* Extract provided
◆ ◆ ◆ ◆ ◆
The purpose of this project is somewhat similar. It’s to experiment with creating an interface for video lectures that goes above, in terms of interactivity and in terms of usability (perhaps even accessibility), what a simple video can do.

So yeah, that’s the concept that I came up with a year ago. I’m pretty sure it sounds like a pretty nice premise, but really at this point the old adage of “execution is everything” starts to come into play. How exactly is this going to be better than video?

One thing that’s constantly annoyed me about anything video-related is the little progress slider tracker thing. Even for a short video, I always end up on the wrong spot. YouTube has the little coverflow-esque window which gives little snapshots to help, and Apple has their drag down to do precision adjustment, but in the end the experience is far from optimal. This is especially unsuitable because moreso in lectures than perhaps in any other type of content, you really want to be able to step back and go over some little thing again. Having to risk cognitive derailment just to go over something you don’t quite get can’t possibly be good (actually, for long videos in general, it would be a good idea to snap the slider to the nearest camera/scene change which wouldn’t be hard to find with basic computer vision, since that’s in general, where I want to go). But for this specific application, the canvas itself makes perhaps the greatest navigatory tool of all. The format is just a perpetually amended canvas with redactions rare, and the most sensible way to navigate is by literally clicking on the region that needs explanation.
◆ ◆ ◆ ◆ ◆
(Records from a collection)

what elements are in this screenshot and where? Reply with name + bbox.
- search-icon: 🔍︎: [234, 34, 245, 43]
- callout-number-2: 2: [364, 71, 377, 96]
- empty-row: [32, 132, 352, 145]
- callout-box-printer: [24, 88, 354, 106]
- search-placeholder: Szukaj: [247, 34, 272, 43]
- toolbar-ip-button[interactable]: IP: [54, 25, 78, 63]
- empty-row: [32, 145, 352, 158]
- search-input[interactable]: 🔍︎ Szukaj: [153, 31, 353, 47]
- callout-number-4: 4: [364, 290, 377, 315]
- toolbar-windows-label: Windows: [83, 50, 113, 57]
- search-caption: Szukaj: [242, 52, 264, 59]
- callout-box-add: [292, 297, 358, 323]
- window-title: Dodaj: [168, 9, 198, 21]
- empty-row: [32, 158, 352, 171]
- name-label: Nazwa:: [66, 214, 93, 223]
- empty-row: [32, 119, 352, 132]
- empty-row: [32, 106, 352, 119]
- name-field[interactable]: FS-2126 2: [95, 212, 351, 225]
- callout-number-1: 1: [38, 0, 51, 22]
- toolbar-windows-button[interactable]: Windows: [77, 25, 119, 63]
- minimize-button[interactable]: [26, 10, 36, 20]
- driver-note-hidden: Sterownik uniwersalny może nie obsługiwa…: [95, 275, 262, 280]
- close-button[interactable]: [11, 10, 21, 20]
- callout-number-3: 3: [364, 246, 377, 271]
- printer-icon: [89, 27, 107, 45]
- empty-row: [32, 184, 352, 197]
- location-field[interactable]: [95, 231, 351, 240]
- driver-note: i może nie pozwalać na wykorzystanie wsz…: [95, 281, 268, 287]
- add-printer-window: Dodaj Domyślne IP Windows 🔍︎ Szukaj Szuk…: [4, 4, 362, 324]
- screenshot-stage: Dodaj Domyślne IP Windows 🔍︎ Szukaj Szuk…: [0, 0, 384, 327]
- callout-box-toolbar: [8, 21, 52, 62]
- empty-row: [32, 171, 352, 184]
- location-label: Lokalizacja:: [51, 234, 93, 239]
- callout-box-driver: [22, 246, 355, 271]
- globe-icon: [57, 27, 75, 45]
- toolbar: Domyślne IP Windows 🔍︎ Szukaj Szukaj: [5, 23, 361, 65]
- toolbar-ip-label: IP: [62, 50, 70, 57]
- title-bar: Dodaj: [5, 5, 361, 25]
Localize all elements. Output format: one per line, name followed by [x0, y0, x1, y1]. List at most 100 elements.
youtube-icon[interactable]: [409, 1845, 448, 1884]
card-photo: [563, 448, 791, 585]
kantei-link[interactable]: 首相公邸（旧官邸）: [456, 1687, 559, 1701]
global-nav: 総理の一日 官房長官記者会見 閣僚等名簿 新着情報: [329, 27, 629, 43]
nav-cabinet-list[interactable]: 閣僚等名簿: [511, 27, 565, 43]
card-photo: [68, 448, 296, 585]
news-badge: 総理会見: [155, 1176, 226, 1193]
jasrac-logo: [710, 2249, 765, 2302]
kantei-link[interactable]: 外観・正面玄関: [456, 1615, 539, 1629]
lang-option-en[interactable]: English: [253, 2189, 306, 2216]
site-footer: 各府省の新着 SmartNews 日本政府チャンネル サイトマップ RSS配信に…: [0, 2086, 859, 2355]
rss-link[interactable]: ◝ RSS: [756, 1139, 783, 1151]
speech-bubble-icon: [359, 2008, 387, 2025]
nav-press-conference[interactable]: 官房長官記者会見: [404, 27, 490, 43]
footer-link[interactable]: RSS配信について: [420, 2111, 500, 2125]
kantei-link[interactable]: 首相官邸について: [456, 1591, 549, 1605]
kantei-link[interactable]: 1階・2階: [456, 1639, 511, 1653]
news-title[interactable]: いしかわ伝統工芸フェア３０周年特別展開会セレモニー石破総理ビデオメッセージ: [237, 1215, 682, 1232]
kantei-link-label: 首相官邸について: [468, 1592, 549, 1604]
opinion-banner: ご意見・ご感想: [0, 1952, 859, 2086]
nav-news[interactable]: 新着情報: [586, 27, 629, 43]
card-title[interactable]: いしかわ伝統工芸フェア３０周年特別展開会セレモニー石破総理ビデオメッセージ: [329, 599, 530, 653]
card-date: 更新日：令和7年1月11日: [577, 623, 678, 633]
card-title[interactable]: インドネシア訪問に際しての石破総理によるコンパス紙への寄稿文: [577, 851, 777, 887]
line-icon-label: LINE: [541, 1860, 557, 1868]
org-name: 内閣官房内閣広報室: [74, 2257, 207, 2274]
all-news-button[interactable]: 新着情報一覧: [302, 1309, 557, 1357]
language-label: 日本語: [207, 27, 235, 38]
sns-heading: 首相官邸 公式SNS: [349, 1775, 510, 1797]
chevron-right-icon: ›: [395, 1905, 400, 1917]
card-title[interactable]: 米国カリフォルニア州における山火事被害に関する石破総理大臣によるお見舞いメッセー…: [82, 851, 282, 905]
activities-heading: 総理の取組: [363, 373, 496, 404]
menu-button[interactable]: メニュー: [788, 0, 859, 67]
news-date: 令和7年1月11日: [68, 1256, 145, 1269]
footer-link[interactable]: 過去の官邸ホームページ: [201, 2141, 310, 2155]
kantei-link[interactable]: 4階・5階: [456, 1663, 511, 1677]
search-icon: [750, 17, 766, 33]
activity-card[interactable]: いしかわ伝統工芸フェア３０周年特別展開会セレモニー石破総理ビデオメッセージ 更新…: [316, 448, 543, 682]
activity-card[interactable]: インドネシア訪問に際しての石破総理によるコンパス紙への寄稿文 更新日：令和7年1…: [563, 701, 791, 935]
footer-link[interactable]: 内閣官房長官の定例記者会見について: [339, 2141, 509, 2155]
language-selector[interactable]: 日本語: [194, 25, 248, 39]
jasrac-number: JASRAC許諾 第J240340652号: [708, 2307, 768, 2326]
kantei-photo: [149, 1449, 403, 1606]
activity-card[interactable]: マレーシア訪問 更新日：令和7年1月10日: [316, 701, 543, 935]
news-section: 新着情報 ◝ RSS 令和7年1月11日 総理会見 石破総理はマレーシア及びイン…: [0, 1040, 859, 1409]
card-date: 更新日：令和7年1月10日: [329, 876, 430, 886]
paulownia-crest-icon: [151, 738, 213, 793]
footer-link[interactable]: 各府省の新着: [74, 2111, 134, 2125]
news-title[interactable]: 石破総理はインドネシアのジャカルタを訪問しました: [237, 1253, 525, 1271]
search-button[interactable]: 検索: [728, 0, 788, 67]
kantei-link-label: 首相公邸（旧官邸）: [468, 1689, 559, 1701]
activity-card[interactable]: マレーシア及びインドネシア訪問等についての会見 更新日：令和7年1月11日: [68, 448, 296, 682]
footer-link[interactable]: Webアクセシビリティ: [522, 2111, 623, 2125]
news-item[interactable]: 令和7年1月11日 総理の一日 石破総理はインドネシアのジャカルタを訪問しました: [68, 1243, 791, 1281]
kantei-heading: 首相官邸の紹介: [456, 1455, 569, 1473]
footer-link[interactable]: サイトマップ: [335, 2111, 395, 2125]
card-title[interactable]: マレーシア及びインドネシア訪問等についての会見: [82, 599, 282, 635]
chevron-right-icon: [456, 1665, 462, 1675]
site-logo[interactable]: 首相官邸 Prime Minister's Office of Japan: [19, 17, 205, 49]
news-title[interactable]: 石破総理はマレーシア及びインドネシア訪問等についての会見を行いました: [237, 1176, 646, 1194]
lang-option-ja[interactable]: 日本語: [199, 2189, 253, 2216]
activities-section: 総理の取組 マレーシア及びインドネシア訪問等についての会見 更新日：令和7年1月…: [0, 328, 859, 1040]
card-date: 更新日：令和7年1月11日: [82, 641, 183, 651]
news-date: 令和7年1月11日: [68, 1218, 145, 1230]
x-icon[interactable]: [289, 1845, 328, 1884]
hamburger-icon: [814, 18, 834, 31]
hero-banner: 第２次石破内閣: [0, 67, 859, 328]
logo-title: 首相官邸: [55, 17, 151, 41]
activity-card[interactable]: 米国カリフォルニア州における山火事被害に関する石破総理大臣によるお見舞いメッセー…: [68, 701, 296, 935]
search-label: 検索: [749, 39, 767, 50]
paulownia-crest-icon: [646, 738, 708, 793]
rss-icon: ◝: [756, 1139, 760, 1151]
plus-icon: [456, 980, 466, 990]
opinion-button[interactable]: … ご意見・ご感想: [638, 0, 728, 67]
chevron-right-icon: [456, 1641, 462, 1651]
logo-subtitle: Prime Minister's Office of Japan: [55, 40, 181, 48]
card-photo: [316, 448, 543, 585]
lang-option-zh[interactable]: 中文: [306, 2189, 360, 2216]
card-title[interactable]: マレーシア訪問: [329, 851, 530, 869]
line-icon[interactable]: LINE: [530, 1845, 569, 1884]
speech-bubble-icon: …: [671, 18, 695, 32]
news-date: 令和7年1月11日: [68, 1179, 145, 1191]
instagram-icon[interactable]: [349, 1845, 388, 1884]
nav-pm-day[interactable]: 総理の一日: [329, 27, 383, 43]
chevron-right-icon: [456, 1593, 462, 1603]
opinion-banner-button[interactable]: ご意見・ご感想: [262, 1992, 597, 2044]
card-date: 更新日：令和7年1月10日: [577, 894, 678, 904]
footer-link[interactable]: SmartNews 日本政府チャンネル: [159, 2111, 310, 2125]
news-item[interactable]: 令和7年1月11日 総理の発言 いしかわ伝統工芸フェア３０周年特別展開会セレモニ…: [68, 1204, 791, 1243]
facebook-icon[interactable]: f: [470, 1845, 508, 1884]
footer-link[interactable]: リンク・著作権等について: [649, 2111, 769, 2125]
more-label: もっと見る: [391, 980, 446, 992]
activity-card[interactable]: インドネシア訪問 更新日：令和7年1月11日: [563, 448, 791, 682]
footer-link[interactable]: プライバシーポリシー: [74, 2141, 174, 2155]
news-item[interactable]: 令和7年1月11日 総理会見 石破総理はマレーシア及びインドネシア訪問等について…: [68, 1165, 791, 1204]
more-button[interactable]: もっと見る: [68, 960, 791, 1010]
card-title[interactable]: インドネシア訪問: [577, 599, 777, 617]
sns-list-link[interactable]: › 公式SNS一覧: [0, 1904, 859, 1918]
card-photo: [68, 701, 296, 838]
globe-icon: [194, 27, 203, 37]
◆ ◆ ◆ ◆ ◆
* Work instructions
1/ Answer these about the video lecture passage:
(a) When did the author come up with the concept?
(b) What does YouTube offer to help with the progress slider?
(c) According to the author, what is the most sensible way to navigate the canvas?
2/ Please return the part of the video lecture passage that begins at the words "So yeah, that’s" and stops after "be better than video?", copying it word for word.
3/ Write the next part of the video lecture passage, picking up after its final sentence.
This material was taken from a separate source.

* Exercise results
1/
(a) A year ago.
(b) A little coverflow-esque window that gives little snapshots.
(c) By literally clicking on the region that needs explanation.

2/
So yeah, that’s the concept that I came up with a year ago. I’m pretty sure it sounds like a pretty nice premise, but really at this point the old adage of “execution is everything” starts to come into play. How exactly is this going to be better than video?

3/
But having a linear representation of time is useful for pacing, and to keep track of things when there isn’t always a clear relationship between the position of the pen and time. A more useful system would have to be something more than just a solid gradient bar crawling across the bottom edge of the screen, because it would also convey where in the content the current step belongs. This is something analogous to the way YouTube shows a strip of snapshots when thumbing through the slider bar, but in a video-lecture setting we have the ability to automatically and intelligently build populate the strip with with specific and useful information.

From this foundation we can imagine looking at the entire lecture in it’s final end state, except with the handwriting grayed out. The user can simply circle or brush over the regions which might seem less trivial, and the interface could automatically stitch together a customized lecture at just the right pacing, playing back the work correlated with audio annotations. On top of that, the user can interact with the lecture by contributing his or her own annotations or commentary, so that learning isn’t confined to the course syllabus.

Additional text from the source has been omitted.